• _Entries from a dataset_
━━━━━━━━━━━━━━━━━━━━━━━━━━━━━━
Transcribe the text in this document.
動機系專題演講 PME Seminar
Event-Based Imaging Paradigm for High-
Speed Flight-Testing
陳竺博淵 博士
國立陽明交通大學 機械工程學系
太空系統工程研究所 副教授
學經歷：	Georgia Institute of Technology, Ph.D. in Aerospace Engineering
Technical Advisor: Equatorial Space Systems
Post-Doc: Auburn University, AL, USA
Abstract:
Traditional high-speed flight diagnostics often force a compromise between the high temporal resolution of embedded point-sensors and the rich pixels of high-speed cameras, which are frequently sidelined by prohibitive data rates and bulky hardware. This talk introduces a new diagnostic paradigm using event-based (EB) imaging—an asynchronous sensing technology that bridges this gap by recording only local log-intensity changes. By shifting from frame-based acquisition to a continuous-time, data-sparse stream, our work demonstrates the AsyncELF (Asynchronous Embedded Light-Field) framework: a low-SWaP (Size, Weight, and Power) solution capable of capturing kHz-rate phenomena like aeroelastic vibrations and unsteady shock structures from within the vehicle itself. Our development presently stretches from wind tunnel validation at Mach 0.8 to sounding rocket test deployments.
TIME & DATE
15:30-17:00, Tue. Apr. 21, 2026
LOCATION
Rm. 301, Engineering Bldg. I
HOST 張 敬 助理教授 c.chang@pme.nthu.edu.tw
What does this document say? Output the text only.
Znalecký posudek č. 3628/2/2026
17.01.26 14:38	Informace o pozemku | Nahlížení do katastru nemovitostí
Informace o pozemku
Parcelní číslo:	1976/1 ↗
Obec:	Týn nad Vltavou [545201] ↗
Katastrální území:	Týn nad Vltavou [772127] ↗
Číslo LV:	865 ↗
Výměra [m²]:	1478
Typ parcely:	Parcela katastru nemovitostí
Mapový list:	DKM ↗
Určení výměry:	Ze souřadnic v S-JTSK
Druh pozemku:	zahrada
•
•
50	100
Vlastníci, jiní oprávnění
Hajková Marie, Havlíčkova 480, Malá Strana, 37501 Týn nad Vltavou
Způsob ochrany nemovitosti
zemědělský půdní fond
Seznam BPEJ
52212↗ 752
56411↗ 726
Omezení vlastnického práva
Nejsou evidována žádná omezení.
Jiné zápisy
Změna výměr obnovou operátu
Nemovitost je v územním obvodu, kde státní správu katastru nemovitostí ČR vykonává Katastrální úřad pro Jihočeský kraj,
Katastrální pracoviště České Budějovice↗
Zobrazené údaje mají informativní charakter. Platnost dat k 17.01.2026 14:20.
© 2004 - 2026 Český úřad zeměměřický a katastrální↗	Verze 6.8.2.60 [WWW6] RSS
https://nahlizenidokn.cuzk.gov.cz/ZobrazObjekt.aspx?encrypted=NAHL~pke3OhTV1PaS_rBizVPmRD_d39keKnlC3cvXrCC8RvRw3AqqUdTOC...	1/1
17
━━━━━━━━━━━━━━━━━━━━━━━━━━━━━━
• _Request_
Write the material out exactly, with nothing left out.

• _Written answer_
Transcribe the text in this document.
動機系專題演講 PME Seminar
Event-Based Imaging Paradigm for High-
Speed Flight-Testing
陳竺博淵 博士
國立陽明交通大學 機械工程學系
太空系統工程研究所 副教授
學經歷：	Georgia Institute of Technology, Ph.D. in Aerospace Engineering
Technical Advisor: Equatorial Space Systems
Post-Doc: Auburn University, AL, USA
Abstract:
Traditional high-speed flight diagnostics often force a compromise between the high temporal resolution of embedded point-sensors and the rich pixels of high-speed cameras, which are frequently sidelined by prohibitive data rates and bulky hardware. This talk introduces a new diagnostic paradigm using event-based (EB) imaging—an asynchronous sensing technology that bridges this gap by recording only local log-intensity changes. By shifting from frame-based acquisition to a continuous-time, data-sparse stream, our work demonstrates the AsyncELF (Asynchronous Embedded Light-Field) framework: a low-SWaP (Size, Weight, and Power) solution capable of capturing kHz-rate phenomena like aeroelastic vibrations and unsteady shock structures from within the vehicle itself. Our development presently stretches from wind tunnel validation at Mach 0.8 to sounding rocket test deployments.
TIME & DATE
15:30-17:00, Tue. Apr. 21, 2026
LOCATION
Rm. 301, Engineering Bldg. I
HOST 張 敬 助理教授 c.chang@pme.nthu.edu.tw
What does this document say? Output the text only.
Znalecký posudek č. 3628/2/2026
17.01.26 14:38	Informace o pozemku | Nahlížení do katastru nemovitostí
Informace o pozemku
Parcelní číslo:	1976/1 ↗
Obec:	Týn nad Vltavou [545201] ↗
Katastrální území:	Týn nad Vltavou [772127] ↗
Číslo LV:	865 ↗
Výměra [m²]:	1478
Typ parcely:	Parcela katastru nemovitostí
Mapový list:	DKM ↗
Určení výměry:	Ze souřadnic v S-JTSK
Druh pozemku:	zahrada
•
•
50	100
Vlastníci, jiní oprávnění
Hajková Marie, Havlíčkova 480, Malá Strana, 37501 Týn nad Vltavou
Způsob ochrany nemovitosti
zemědělský půdní fond
Seznam BPEJ
52212↗ 752
56411↗ 726
Omezení vlastnického práva
Nejsou evidována žádná omezení.
Jiné zápisy
Změna výměr obnovou operátu
Nemovitost je v územním obvodu, kde státní správu katastru nemovitostí ČR vykonává Katastrální úřad pro Jihočeský kraj,
Katastrální pracoviště České Budějovice↗
Zobrazené údaje mají informativní charakter. Platnost dat k 17.01.2026 14:20.
© 2004 - 2026 Český úřad zeměměřický a katastrální↗	Verze 6.8.2.60 [WWW6] RSS
https://nahlizenidokn.cuzk.gov.cz/ZobrazObjekt.aspx?encrypted=NAHL~pke3OhTV1PaS_rBizVPmRD_d39keKnlC3cvXrCC8RvRw3AqqUdTOC...	1/1
17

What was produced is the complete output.